## Begin

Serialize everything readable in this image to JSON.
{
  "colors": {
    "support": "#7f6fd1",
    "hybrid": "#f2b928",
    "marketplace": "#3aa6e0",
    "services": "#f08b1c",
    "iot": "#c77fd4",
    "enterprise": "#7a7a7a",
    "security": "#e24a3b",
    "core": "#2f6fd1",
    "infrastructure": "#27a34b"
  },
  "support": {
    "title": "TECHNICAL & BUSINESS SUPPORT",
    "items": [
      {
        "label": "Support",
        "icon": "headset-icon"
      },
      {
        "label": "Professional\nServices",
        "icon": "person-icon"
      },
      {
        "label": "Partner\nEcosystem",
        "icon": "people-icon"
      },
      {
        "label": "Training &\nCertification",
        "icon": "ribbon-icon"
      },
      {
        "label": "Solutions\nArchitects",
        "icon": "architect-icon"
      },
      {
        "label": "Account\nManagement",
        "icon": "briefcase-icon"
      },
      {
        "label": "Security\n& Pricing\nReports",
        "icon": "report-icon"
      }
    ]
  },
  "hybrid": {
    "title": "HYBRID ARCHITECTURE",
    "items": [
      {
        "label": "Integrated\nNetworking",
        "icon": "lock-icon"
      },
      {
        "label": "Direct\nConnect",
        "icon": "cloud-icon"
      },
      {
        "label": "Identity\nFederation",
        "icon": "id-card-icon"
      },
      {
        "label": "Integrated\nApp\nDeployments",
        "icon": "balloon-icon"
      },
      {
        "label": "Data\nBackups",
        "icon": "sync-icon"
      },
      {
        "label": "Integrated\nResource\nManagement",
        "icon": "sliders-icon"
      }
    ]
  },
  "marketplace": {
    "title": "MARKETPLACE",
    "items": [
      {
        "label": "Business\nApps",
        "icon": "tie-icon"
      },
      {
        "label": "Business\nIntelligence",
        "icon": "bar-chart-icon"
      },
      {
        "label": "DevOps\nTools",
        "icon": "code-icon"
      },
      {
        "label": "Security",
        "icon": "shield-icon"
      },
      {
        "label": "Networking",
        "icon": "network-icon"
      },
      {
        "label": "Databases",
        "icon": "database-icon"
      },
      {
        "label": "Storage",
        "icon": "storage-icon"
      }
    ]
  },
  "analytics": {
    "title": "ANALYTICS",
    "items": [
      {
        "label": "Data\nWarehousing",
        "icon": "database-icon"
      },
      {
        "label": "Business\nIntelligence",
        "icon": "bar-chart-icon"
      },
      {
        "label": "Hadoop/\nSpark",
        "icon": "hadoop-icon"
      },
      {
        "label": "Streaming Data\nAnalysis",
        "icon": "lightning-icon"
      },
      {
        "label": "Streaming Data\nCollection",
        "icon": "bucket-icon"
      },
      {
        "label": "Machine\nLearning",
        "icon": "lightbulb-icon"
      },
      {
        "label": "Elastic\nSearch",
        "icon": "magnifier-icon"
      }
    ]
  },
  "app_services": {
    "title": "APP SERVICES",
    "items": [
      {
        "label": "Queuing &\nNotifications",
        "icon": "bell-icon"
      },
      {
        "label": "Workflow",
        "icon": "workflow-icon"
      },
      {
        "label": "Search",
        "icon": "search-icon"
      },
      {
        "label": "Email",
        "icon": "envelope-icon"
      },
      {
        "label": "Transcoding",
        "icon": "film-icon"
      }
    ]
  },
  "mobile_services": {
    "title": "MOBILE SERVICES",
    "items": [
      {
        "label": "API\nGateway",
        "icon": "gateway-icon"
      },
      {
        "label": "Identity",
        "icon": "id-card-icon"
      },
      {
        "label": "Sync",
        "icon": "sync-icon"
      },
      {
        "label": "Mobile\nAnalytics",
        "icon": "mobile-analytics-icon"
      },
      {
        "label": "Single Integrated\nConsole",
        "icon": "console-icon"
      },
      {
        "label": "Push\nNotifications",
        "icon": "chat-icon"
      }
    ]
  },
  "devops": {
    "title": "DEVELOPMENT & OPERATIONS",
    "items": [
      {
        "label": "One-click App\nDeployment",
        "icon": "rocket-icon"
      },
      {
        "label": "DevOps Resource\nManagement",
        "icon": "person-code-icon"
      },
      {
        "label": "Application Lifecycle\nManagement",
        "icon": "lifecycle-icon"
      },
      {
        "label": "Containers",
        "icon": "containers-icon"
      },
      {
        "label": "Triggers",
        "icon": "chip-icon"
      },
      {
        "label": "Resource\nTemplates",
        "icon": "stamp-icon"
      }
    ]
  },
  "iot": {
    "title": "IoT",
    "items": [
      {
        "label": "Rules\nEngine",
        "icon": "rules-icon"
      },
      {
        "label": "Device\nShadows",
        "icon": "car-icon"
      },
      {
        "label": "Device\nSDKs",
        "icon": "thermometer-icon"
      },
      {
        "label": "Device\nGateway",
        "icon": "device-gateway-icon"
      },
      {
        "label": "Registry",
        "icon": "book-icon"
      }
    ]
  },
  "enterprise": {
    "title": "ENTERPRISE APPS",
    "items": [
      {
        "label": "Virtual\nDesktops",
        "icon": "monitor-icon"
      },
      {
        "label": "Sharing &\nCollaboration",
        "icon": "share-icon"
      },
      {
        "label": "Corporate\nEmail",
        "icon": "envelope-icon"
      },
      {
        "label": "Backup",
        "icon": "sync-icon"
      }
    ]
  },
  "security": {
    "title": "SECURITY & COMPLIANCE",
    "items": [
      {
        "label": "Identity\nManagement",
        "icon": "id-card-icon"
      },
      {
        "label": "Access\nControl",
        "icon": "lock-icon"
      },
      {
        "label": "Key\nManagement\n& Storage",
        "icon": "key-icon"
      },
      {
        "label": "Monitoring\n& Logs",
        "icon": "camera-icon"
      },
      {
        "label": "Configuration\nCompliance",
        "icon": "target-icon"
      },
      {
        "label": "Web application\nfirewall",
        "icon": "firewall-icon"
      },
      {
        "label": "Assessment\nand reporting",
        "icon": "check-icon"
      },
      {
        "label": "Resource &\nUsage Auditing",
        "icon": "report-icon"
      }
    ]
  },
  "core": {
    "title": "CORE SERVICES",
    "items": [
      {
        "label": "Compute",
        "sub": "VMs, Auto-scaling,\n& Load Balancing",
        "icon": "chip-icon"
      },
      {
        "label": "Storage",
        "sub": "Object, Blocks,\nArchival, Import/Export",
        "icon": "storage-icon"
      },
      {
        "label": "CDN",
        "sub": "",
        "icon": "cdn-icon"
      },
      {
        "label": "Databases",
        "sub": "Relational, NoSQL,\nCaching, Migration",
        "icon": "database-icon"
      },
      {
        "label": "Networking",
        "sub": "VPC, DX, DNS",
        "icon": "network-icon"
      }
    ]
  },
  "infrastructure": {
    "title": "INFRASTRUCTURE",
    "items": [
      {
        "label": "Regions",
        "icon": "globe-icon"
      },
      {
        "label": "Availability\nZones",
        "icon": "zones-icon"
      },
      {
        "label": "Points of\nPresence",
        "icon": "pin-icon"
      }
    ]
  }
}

## End
## Begin

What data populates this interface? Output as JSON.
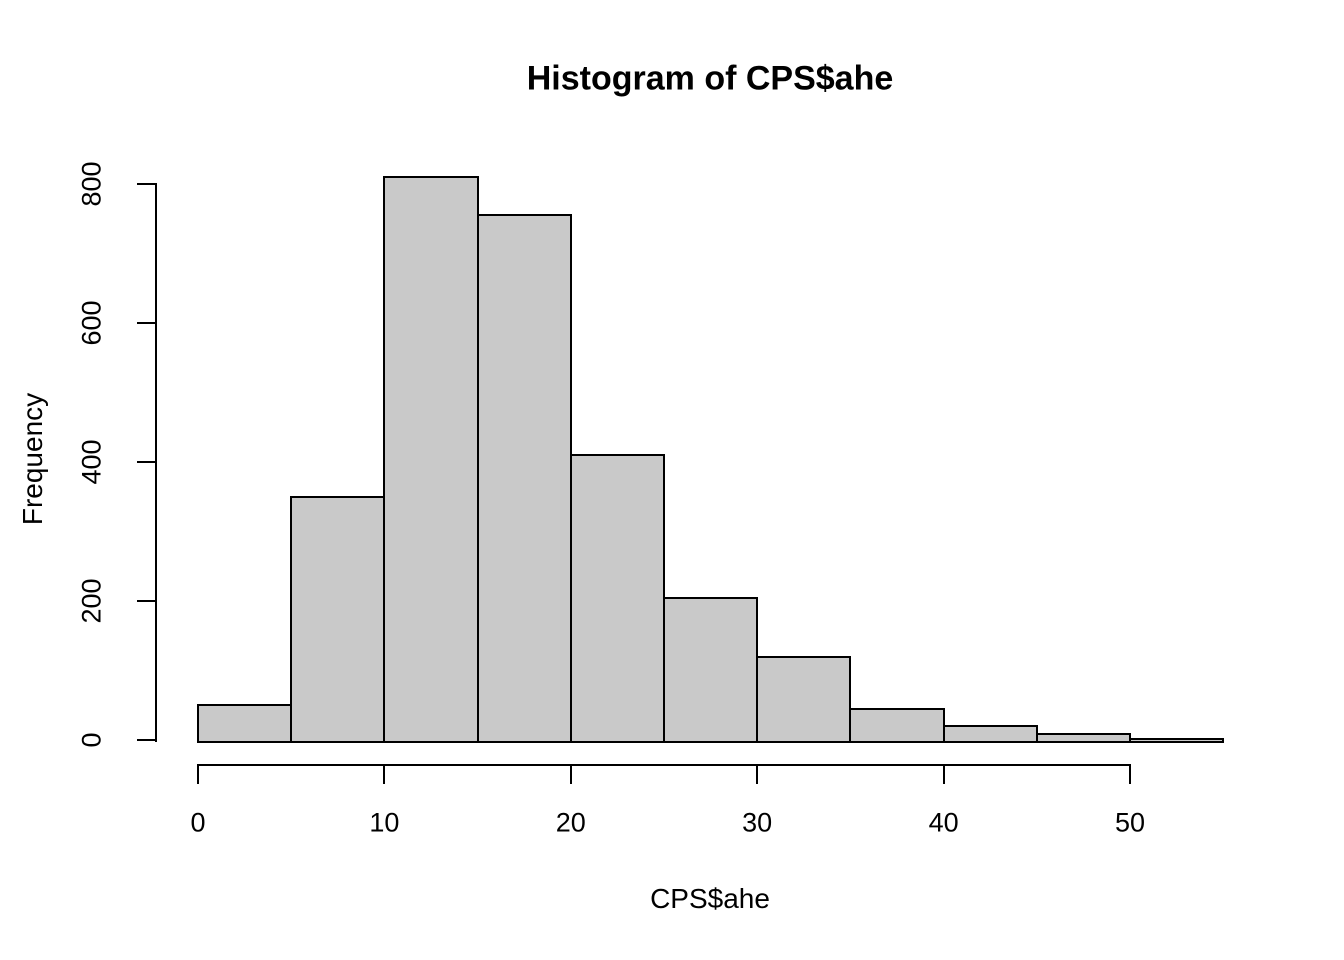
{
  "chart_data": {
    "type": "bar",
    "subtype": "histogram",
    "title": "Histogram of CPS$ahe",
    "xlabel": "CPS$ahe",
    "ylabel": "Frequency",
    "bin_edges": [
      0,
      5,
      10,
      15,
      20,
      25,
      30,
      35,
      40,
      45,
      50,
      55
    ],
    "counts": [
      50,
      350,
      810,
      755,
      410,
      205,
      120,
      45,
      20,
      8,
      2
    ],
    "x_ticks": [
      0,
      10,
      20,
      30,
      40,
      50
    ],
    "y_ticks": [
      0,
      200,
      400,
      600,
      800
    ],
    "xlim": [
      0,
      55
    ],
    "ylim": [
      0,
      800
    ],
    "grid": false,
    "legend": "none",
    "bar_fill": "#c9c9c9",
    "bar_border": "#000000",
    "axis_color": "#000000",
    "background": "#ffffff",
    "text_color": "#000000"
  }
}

## End

EXERCISE TASK:
Where a line of the data holds "this", show that line.

TASK RESPONSE:
Serialize everything readable in this image to JSON.
What data populates this interface? Output as JSON.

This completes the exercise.